> [Given request] List all lines of the data containing the word "value".
— Begin Given entries —
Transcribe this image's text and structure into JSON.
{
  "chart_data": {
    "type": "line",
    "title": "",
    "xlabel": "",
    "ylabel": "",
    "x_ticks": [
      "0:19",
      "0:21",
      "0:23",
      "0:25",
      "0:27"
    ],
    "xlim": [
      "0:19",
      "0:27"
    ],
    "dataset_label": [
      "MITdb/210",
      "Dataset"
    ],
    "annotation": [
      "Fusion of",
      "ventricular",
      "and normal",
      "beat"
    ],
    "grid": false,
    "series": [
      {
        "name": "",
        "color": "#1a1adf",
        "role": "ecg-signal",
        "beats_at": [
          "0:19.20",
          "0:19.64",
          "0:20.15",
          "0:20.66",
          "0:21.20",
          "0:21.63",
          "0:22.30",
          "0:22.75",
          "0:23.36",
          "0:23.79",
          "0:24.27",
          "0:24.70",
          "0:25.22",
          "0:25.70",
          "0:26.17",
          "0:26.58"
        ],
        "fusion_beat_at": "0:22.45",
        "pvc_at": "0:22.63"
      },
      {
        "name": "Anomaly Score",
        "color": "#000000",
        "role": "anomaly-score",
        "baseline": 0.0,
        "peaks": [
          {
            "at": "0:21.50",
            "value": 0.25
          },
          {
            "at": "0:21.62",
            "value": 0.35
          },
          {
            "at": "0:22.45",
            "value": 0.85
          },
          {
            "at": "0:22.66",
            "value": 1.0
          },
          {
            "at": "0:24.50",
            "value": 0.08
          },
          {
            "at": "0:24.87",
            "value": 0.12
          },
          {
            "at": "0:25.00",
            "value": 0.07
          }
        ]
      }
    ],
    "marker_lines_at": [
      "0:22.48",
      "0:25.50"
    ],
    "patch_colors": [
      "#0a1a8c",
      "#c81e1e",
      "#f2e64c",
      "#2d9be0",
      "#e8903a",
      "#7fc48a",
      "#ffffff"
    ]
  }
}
— End Given entries —
> [Solution to the exercise]
            "value": 0.25
            "value": 0.35
            "value": 0.85
            "value": 1.0
            "value": 0.08
            "value": 0.12
            "value": 0.07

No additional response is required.